* YOUR OBJECTIVE *
Gather each line of the records where "number" appears.

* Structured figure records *
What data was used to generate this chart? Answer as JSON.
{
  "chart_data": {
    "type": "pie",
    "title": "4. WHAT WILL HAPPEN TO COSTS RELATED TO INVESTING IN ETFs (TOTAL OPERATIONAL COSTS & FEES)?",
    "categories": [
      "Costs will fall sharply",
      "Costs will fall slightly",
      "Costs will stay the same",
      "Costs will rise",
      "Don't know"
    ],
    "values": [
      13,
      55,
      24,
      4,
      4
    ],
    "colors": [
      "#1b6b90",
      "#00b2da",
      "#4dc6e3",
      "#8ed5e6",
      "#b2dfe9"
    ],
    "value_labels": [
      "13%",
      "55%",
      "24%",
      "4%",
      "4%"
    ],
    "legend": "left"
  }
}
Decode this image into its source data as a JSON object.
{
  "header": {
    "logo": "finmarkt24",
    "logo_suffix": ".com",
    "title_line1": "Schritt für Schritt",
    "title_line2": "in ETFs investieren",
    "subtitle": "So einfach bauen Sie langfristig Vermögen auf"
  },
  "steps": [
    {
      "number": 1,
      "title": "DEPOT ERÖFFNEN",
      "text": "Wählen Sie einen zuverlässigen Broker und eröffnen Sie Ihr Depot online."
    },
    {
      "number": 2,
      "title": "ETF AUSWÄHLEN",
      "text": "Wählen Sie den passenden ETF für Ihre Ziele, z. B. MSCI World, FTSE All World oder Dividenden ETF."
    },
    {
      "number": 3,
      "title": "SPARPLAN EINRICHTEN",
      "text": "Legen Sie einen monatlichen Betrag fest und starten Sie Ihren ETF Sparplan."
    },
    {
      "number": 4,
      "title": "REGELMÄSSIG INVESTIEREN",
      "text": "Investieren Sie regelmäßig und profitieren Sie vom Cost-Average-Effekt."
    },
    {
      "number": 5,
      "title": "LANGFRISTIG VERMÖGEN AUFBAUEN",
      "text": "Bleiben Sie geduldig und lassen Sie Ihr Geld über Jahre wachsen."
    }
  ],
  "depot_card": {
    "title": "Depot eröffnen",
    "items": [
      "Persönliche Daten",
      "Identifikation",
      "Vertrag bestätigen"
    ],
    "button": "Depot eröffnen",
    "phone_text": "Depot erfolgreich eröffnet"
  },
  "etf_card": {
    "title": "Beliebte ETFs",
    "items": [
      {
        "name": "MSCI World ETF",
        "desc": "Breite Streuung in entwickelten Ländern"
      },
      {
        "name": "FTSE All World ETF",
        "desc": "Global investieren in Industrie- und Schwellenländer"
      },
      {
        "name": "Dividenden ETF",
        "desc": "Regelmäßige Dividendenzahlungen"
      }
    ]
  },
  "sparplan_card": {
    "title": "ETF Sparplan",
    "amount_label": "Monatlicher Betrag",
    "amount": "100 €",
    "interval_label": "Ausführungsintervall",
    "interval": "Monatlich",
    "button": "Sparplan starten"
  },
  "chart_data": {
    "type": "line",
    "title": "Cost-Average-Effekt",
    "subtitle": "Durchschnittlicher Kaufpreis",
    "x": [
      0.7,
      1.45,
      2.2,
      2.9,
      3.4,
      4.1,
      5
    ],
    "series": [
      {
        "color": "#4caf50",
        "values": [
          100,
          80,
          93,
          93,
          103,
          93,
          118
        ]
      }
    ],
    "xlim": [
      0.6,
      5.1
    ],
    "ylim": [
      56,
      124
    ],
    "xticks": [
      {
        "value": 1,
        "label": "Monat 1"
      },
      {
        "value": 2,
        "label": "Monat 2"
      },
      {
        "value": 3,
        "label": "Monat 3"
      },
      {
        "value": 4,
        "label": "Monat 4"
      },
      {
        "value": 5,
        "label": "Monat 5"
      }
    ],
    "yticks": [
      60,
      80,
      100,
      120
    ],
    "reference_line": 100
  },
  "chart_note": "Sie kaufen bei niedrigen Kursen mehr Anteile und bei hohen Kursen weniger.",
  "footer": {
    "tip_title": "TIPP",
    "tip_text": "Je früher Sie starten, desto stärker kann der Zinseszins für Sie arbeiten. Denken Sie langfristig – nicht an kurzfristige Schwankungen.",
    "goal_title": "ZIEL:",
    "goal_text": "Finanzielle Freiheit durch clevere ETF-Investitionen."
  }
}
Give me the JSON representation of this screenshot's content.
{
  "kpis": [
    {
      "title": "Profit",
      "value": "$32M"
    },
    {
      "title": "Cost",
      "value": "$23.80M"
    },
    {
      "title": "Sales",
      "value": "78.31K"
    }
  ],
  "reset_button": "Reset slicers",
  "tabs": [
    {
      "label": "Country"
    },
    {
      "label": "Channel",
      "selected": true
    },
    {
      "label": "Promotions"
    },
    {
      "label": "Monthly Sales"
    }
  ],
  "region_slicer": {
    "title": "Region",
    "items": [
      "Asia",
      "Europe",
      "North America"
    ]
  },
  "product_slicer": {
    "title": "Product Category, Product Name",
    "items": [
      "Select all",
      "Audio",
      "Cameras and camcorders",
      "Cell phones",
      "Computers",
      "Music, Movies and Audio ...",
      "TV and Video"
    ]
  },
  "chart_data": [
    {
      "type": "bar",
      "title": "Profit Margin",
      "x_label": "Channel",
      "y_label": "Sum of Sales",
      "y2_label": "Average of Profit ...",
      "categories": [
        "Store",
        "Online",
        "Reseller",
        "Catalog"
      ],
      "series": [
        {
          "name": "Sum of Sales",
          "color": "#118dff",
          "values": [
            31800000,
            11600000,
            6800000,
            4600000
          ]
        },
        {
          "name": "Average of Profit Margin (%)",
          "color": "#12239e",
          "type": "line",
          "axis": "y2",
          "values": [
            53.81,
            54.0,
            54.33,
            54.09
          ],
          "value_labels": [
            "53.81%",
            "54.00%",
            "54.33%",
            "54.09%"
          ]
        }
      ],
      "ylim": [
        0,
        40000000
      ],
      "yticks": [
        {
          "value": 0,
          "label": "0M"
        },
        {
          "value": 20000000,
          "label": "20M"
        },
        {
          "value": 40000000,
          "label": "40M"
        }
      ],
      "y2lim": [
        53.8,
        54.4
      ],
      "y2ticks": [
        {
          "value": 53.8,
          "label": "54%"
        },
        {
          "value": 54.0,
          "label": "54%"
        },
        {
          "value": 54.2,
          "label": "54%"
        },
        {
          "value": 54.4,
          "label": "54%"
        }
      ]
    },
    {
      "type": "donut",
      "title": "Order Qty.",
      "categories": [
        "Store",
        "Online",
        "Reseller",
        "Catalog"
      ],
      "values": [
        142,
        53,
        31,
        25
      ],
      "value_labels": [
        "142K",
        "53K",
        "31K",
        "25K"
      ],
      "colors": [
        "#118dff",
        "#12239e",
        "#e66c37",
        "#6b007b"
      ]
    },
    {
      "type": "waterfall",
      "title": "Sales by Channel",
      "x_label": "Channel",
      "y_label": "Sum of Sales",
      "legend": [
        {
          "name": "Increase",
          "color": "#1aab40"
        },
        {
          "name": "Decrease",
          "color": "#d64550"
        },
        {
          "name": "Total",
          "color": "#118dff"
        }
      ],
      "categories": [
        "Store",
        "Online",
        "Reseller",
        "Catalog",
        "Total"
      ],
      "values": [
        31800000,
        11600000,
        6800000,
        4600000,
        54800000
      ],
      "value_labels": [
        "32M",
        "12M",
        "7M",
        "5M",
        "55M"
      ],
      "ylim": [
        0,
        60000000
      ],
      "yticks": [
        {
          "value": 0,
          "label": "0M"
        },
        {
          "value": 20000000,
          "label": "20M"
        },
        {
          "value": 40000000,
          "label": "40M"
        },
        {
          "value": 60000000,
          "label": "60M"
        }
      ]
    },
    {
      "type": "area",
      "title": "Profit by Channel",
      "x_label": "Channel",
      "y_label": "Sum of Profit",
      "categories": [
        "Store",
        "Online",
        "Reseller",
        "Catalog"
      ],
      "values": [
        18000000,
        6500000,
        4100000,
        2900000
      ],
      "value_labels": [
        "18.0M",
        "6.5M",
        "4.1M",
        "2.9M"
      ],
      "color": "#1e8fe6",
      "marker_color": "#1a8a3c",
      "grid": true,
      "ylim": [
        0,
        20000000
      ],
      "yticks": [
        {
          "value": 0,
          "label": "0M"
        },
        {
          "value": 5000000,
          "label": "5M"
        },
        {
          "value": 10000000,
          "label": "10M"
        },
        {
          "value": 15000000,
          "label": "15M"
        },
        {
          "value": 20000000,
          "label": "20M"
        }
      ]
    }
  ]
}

* FULL ANSWER *
      "number": 1,
      "number": 2,
      "number": 3,
      "number": 4,
      "number": 5,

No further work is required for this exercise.